[Collected data]
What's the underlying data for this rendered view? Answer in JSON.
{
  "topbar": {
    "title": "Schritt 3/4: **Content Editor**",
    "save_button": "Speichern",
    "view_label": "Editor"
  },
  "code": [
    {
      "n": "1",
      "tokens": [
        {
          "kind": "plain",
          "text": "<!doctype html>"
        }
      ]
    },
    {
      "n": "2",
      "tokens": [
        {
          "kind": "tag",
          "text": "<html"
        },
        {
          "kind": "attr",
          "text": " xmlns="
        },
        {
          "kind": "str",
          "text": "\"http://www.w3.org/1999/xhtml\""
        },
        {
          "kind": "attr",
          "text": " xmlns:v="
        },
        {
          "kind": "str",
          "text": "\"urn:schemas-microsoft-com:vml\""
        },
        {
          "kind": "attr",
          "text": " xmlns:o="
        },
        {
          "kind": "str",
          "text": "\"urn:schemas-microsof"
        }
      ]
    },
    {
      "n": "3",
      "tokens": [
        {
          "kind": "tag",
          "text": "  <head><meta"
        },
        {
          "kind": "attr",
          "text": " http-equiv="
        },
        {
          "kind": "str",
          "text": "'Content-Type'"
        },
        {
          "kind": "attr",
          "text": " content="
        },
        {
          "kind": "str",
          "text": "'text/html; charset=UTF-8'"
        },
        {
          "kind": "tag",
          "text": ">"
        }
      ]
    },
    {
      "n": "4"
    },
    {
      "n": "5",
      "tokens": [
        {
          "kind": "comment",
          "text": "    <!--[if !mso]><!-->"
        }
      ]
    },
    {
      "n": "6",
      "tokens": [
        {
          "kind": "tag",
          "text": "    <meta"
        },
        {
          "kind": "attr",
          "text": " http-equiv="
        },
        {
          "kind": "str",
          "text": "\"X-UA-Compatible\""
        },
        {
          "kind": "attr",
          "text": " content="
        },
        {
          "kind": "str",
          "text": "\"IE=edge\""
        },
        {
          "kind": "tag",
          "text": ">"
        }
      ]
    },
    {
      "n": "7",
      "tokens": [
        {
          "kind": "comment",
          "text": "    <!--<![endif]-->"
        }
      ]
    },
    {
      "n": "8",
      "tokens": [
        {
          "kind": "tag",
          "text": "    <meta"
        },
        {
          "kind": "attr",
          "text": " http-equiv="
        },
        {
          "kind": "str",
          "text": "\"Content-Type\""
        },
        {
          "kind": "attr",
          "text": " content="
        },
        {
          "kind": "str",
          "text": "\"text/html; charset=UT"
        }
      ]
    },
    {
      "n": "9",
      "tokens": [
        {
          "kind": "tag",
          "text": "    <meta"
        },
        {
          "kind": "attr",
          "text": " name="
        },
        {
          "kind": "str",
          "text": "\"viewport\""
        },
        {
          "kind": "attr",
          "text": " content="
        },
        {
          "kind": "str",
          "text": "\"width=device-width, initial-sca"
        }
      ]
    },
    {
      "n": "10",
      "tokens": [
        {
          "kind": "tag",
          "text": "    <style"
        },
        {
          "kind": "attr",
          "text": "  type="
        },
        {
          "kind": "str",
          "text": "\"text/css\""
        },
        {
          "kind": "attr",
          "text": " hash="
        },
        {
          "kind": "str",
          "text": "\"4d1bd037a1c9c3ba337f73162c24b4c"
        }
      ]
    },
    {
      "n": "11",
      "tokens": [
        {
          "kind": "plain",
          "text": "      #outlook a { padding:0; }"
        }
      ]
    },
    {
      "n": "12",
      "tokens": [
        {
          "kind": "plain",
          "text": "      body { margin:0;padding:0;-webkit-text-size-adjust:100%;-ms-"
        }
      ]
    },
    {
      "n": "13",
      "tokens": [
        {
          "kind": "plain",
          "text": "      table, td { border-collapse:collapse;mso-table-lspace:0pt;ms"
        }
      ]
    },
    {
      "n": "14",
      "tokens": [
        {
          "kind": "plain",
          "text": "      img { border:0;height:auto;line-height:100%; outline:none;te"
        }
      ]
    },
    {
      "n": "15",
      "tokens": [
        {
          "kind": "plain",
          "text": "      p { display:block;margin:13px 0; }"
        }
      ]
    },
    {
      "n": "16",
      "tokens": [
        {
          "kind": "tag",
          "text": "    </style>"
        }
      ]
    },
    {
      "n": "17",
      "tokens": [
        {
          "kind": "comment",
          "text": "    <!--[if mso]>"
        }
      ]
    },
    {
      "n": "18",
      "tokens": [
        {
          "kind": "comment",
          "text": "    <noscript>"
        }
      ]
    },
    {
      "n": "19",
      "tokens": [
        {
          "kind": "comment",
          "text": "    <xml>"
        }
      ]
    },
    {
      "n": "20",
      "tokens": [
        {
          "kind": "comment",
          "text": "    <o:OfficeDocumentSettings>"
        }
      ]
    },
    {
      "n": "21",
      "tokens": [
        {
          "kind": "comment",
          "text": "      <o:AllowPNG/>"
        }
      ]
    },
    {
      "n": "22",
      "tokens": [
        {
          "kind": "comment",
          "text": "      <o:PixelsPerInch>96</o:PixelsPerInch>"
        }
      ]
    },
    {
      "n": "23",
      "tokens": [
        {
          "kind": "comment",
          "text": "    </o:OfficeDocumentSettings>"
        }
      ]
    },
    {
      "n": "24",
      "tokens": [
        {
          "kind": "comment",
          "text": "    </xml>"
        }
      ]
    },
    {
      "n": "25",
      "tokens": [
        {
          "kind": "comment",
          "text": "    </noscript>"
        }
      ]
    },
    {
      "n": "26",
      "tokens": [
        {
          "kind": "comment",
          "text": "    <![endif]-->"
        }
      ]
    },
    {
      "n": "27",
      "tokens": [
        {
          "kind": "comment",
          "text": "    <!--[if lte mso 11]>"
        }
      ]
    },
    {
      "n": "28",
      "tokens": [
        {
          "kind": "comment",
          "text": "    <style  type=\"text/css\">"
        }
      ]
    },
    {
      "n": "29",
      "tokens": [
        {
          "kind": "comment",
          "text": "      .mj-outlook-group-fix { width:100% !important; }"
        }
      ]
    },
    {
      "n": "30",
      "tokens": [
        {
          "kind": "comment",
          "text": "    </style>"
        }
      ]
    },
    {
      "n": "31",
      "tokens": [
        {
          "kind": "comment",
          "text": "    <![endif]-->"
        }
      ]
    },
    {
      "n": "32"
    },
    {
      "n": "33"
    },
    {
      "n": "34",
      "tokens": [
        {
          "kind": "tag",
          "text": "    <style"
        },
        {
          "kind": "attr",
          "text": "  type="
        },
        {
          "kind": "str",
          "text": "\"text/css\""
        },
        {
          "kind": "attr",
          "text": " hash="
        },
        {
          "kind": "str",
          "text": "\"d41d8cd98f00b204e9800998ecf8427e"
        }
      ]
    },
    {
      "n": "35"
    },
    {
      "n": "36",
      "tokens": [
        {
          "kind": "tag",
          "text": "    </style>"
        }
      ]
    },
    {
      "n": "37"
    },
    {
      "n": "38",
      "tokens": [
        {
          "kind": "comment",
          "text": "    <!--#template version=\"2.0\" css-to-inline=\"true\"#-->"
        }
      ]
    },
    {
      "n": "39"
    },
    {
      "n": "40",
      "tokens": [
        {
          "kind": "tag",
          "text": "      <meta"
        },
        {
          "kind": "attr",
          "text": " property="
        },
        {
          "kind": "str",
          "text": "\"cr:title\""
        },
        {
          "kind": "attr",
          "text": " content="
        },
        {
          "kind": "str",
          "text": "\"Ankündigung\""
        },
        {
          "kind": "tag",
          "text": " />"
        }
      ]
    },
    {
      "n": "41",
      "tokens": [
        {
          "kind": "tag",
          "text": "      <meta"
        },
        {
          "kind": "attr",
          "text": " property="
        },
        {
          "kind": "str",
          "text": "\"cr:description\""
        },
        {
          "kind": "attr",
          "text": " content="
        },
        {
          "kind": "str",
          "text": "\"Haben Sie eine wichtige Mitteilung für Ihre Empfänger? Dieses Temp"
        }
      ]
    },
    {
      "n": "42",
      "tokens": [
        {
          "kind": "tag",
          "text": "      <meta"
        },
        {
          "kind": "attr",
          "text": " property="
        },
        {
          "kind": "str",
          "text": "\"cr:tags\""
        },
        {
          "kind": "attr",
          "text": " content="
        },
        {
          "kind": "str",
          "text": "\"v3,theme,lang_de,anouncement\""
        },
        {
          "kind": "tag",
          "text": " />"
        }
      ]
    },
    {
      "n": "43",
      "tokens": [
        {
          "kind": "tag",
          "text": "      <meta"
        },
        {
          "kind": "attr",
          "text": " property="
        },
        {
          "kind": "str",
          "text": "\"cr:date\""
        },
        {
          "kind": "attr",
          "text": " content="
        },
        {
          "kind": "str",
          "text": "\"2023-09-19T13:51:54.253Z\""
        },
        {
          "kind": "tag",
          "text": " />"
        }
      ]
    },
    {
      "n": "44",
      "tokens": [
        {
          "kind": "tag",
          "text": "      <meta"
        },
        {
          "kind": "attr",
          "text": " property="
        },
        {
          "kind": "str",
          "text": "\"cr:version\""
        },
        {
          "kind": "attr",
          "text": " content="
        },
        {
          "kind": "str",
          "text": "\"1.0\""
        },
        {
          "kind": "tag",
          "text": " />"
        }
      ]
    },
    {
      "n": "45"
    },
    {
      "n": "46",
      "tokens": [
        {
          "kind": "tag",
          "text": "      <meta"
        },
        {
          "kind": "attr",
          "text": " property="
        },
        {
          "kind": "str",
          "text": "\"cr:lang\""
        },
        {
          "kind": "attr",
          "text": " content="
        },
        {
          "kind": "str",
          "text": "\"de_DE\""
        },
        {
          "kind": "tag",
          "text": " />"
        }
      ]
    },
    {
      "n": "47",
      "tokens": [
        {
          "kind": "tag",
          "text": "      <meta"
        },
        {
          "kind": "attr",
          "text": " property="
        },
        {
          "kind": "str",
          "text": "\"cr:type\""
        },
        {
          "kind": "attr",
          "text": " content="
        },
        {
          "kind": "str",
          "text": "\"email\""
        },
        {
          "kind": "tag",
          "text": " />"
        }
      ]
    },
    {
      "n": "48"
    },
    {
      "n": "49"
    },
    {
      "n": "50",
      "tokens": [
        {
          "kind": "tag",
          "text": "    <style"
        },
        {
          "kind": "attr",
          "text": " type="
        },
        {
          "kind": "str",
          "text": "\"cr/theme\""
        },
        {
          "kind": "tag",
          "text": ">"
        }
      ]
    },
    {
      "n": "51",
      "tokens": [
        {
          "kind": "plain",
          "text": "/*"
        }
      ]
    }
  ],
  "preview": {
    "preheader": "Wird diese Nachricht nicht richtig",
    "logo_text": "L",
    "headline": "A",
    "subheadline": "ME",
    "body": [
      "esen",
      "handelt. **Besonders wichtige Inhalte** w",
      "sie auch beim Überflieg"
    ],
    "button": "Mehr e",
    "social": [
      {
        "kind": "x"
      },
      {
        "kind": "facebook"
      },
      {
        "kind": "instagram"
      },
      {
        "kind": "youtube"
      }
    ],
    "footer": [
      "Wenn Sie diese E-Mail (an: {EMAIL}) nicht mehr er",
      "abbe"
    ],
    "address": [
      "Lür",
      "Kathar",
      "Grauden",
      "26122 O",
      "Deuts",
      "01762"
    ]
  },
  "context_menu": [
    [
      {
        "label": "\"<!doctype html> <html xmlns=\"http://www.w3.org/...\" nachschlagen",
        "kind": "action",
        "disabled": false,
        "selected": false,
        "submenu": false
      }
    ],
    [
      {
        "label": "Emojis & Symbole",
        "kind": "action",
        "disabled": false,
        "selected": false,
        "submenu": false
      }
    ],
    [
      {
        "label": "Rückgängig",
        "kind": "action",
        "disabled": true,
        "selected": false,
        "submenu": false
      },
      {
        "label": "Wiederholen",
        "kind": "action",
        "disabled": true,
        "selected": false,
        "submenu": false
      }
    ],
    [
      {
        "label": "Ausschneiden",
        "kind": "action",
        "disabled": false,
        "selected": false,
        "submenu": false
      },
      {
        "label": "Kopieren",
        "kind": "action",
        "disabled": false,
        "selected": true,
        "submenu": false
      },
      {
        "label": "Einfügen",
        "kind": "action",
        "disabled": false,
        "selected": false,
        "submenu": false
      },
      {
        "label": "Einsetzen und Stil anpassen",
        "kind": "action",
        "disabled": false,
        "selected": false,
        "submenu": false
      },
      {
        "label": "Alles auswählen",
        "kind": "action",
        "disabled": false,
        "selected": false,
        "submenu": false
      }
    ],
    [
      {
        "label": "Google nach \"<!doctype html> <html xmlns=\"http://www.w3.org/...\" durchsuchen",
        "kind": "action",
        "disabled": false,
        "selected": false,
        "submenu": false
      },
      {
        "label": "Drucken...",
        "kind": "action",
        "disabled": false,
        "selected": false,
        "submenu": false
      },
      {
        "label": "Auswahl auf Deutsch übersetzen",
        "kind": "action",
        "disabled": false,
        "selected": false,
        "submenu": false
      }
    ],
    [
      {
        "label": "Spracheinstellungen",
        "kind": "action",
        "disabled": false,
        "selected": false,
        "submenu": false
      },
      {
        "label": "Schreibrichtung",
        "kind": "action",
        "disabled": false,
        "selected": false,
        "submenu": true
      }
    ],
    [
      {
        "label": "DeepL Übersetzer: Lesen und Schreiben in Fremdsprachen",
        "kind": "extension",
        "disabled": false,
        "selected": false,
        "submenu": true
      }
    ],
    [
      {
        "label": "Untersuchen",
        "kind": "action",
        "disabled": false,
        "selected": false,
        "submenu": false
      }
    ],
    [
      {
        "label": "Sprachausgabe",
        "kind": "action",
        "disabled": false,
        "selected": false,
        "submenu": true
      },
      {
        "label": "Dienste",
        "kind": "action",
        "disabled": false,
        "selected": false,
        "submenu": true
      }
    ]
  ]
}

Short problem
Where a line contains the string "wichtige", extract that line.

Solution below
          "text": "\"Haben Sie eine wichtige Mitteilung für Ihre Empfänger? Dieses Temp"
      "handelt. **Besonders wichtige Inhalte** w",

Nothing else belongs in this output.